## Exercise instructions
Set down all of the data exactly as it appears.

[BEGIN Record list]

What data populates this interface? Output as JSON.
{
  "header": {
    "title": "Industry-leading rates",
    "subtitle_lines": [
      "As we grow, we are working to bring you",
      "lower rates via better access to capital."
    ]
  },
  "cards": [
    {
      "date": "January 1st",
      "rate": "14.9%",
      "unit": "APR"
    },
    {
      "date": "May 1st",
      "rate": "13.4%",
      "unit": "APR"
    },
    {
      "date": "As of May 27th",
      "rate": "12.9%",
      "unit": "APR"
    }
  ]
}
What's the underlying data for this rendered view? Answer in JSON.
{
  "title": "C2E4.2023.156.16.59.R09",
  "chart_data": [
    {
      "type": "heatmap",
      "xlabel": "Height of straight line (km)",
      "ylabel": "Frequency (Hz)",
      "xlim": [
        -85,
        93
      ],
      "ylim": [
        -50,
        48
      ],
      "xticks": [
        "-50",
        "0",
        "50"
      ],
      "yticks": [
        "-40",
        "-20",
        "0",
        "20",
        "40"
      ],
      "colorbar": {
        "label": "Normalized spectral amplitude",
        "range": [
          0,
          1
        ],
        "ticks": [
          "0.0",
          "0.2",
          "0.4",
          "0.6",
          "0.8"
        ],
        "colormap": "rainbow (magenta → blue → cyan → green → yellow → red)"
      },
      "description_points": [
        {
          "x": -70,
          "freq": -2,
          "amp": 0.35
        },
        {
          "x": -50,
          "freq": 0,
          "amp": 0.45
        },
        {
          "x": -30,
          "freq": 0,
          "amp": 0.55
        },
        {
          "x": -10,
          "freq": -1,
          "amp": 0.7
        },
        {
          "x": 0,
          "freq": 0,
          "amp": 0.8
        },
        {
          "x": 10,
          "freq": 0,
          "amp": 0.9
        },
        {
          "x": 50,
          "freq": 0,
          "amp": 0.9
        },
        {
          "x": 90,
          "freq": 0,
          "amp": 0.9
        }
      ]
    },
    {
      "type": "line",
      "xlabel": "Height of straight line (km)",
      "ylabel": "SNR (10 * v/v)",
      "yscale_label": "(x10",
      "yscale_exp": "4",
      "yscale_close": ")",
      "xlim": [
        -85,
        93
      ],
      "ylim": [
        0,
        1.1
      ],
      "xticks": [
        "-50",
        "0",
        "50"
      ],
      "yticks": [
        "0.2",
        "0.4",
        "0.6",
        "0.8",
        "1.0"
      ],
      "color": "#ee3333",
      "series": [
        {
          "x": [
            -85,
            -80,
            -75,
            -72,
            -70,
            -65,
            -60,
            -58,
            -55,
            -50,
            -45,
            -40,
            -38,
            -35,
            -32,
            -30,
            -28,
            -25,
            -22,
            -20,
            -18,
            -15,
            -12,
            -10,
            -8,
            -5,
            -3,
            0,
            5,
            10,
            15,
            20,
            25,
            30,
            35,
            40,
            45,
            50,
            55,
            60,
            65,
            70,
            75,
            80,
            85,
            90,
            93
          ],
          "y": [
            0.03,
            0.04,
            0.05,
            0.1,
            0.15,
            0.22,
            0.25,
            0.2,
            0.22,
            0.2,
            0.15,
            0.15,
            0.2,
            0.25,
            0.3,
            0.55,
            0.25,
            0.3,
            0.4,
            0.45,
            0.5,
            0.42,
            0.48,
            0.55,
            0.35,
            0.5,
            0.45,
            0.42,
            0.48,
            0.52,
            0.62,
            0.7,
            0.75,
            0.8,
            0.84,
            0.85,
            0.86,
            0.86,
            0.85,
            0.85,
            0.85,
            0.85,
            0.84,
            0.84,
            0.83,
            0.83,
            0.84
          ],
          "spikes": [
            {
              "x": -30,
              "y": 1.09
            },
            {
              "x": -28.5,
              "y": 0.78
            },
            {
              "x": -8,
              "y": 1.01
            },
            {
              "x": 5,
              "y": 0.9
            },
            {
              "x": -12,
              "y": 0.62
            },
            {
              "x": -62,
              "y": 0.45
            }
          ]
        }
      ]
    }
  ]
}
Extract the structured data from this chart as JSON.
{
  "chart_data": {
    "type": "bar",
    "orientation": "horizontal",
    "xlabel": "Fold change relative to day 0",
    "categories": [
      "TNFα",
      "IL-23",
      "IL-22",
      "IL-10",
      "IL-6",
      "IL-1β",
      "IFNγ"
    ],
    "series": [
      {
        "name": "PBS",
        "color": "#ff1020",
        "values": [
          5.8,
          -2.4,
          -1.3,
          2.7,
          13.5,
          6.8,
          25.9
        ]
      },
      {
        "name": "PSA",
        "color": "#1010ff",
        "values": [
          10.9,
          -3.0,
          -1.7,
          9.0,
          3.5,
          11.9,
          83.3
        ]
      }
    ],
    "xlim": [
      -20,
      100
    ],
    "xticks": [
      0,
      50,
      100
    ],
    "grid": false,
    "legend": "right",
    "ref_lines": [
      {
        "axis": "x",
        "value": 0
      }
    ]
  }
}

[END Record list]

## Output of the exercise
What data populates this interface? Output as JSON.
{
  "header": {
    "title": "Industry-leading rates",
    "subtitle_lines": [
      "As we grow, we are working to bring you",
      "lower rates via better access to capital."
    ]
  },
  "cards": [
    {
      "date": "January 1st",
      "rate": "14.9%",
      "unit": "APR"
    },
    {
      "date": "May 1st",
      "rate": "13.4%",
      "unit": "APR"
    },
    {
      "date": "As of May 27th",
      "rate": "12.9%",
      "unit": "APR"
    }
  ]
}
What's the underlying data for this rendered view? Answer in JSON.
{
  "title": "C2E4.2023.156.16.59.R09",
  "chart_data": [
    {
      "type": "heatmap",
      "xlabel": "Height of straight line (km)",
      "ylabel": "Frequency (Hz)",
      "xlim": [
        -85,
        93
      ],
      "ylim": [
        -50,
        48
      ],
      "xticks": [
        "-50",
        "0",
        "50"
      ],
      "yticks": [
        "-40",
        "-20",
        "0",
        "20",
        "40"
      ],
      "colorbar": {
        "label": "Normalized spectral amplitude",
        "range": [
          0,
          1
        ],
        "ticks": [
          "0.0",
          "0.2",
          "0.4",
          "0.6",
          "0.8"
        ],
        "colormap": "rainbow (magenta → blue → cyan → green → yellow → red)"
      },
      "description_points": [
        {
          "x": -70,
          "freq": -2,
          "amp": 0.35
        },
        {
          "x": -50,
          "freq": 0,
          "amp": 0.45
        },
        {
          "x": -30,
          "freq": 0,
          "amp": 0.55
        },
        {
          "x": -10,
          "freq": -1,
          "amp": 0.7
        },
        {
          "x": 0,
          "freq": 0,
          "amp": 0.8
        },
        {
          "x": 10,
          "freq": 0,
          "amp": 0.9
        },
        {
          "x": 50,
          "freq": 0,
          "amp": 0.9
        },
        {
          "x": 90,
          "freq": 0,
          "amp": 0.9
        }
      ]
    },
    {
      "type": "line",
      "xlabel": "Height of straight line (km)",
      "ylabel": "SNR (10 * v/v)",
      "yscale_label": "(x10",
      "yscale_exp": "4",
      "yscale_close": ")",
      "xlim": [
        -85,
        93
      ],
      "ylim": [
        0,
        1.1
      ],
      "xticks": [
        "-50",
        "0",
        "50"
      ],
      "yticks": [
        "0.2",
        "0.4",
        "0.6",
        "0.8",
        "1.0"
      ],
      "color": "#ee3333",
      "series": [
        {
          "x": [
            -85,
            -80,
            -75,
            -72,
            -70,
            -65,
            -60,
            -58,
            -55,
            -50,
            -45,
            -40,
            -38,
            -35,
            -32,
            -30,
            -28,
            -25,
            -22,
            -20,
            -18,
            -15,
            -12,
            -10,
            -8,
            -5,
            -3,
            0,
            5,
            10,
            15,
            20,
            25,
            30,
            35,
            40,
            45,
            50,
            55,
            60,
            65,
            70,
            75,
            80,
            85,
            90,
            93
          ],
          "y": [
            0.03,
            0.04,
            0.05,
            0.1,
            0.15,
            0.22,
            0.25,
            0.2,
            0.22,
            0.2,
            0.15,
            0.15,
            0.2,
            0.25,
            0.3,
            0.55,
            0.25,
            0.3,
            0.4,
            0.45,
            0.5,
            0.42,
            0.48,
            0.55,
            0.35,
            0.5,
            0.45,
            0.42,
            0.48,
            0.52,
            0.62,
            0.7,
            0.75,
            0.8,
            0.84,
            0.85,
            0.86,
            0.86,
            0.85,
            0.85,
            0.85,
            0.85,
            0.84,
            0.84,
            0.83,
            0.83,
            0.84
          ],
          "spikes": [
            {
              "x": -30,
              "y": 1.09
            },
            {
              "x": -28.5,
              "y": 0.78
            },
            {
              "x": -8,
              "y": 1.01
            },
            {
              "x": 5,
              "y": 0.9
            },
            {
              "x": -12,
              "y": 0.62
            },
            {
              "x": -62,
              "y": 0.45
            }
          ]
        }
      ]
    }
  ]
}
Extract the structured data from this chart as JSON.
{
  "chart_data": {
    "type": "bar",
    "orientation": "horizontal",
    "xlabel": "Fold change relative to day 0",
    "categories": [
      "TNFα",
      "IL-23",
      "IL-22",
      "IL-10",
      "IL-6",
      "IL-1β",
      "IFNγ"
    ],
    "series": [
      {
        "name": "PBS",
        "color": "#ff1020",
        "values": [
          5.8,
          -2.4,
          -1.3,
          2.7,
          13.5,
          6.8,
          25.9
        ]
      },
      {
        "name": "PSA",
        "color": "#1010ff",
        "values": [
          10.9,
          -3.0,
          -1.7,
          9.0,
          3.5,
          11.9,
          83.3
        ]
      }
    ],
    "xlim": [
      -20,
      100
    ],
    "xticks": [
      0,
      50,
      100
    ],
    "grid": false,
    "legend": "right",
    "ref_lines": [
      {
        "axis": "x",
        "value": 0
      }
    ]
  }
}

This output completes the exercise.